▶ [Exercise prompt]: Reproduce the records below in full and exactly, without their images.

· · · · · · ·

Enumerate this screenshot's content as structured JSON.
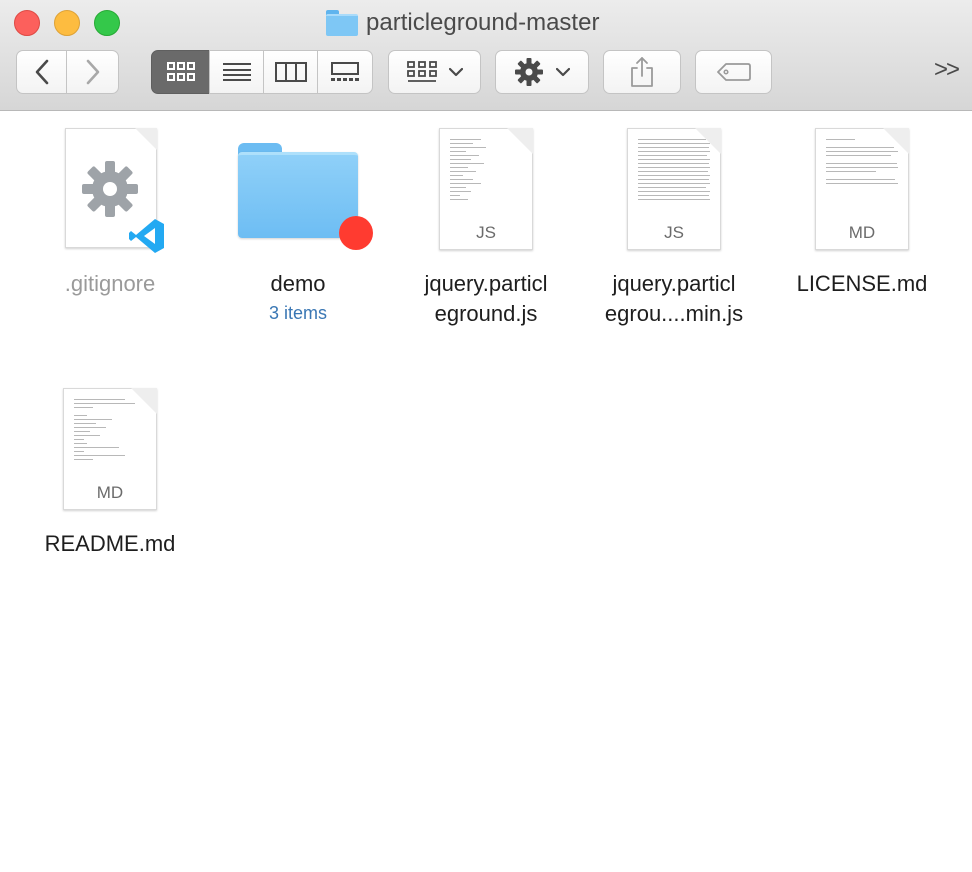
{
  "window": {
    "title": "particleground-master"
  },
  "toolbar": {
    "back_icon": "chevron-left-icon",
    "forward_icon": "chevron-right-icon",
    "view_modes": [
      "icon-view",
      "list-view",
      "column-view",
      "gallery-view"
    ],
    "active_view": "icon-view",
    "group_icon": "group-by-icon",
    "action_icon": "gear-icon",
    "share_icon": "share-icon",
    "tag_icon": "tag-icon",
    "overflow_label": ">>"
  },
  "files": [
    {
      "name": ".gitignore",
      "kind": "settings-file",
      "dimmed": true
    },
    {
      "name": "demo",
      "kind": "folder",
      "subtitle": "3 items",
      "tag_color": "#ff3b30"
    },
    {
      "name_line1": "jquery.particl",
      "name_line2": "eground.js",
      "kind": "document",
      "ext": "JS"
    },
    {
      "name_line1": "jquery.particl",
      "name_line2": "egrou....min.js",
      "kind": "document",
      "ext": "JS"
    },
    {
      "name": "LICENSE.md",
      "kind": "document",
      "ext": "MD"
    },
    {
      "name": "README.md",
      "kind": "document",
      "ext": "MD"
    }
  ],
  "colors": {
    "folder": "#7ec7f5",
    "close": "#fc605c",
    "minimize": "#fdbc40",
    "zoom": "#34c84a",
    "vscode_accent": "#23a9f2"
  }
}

· · · · · · ·

▶ [Finished task]:
Enumerate this screenshot's content as structured JSON.
{
  "window": {
    "title": "particleground-master"
  },
  "toolbar": {
    "back_icon": "chevron-left-icon",
    "forward_icon": "chevron-right-icon",
    "view_modes": [
      "icon-view",
      "list-view",
      "column-view",
      "gallery-view"
    ],
    "active_view": "icon-view",
    "group_icon": "group-by-icon",
    "action_icon": "gear-icon",
    "share_icon": "share-icon",
    "tag_icon": "tag-icon",
    "overflow_label": ">>"
  },
  "files": [
    {
      "name": ".gitignore",
      "kind": "settings-file",
      "dimmed": true
    },
    {
      "name": "demo",
      "kind": "folder",
      "subtitle": "3 items",
      "tag_color": "#ff3b30"
    },
    {
      "name_line1": "jquery.particl",
      "name_line2": "eground.js",
      "kind": "document",
      "ext": "JS"
    },
    {
      "name_line1": "jquery.particl",
      "name_line2": "egrou....min.js",
      "kind": "document",
      "ext": "JS"
    },
    {
      "name": "LICENSE.md",
      "kind": "document",
      "ext": "MD"
    },
    {
      "name": "README.md",
      "kind": "document",
      "ext": "MD"
    }
  ],
  "colors": {
    "folder": "#7ec7f5",
    "close": "#fc605c",
    "minimize": "#fdbc40",
    "zoom": "#34c84a",
    "vscode_accent": "#23a9f2"
  }
}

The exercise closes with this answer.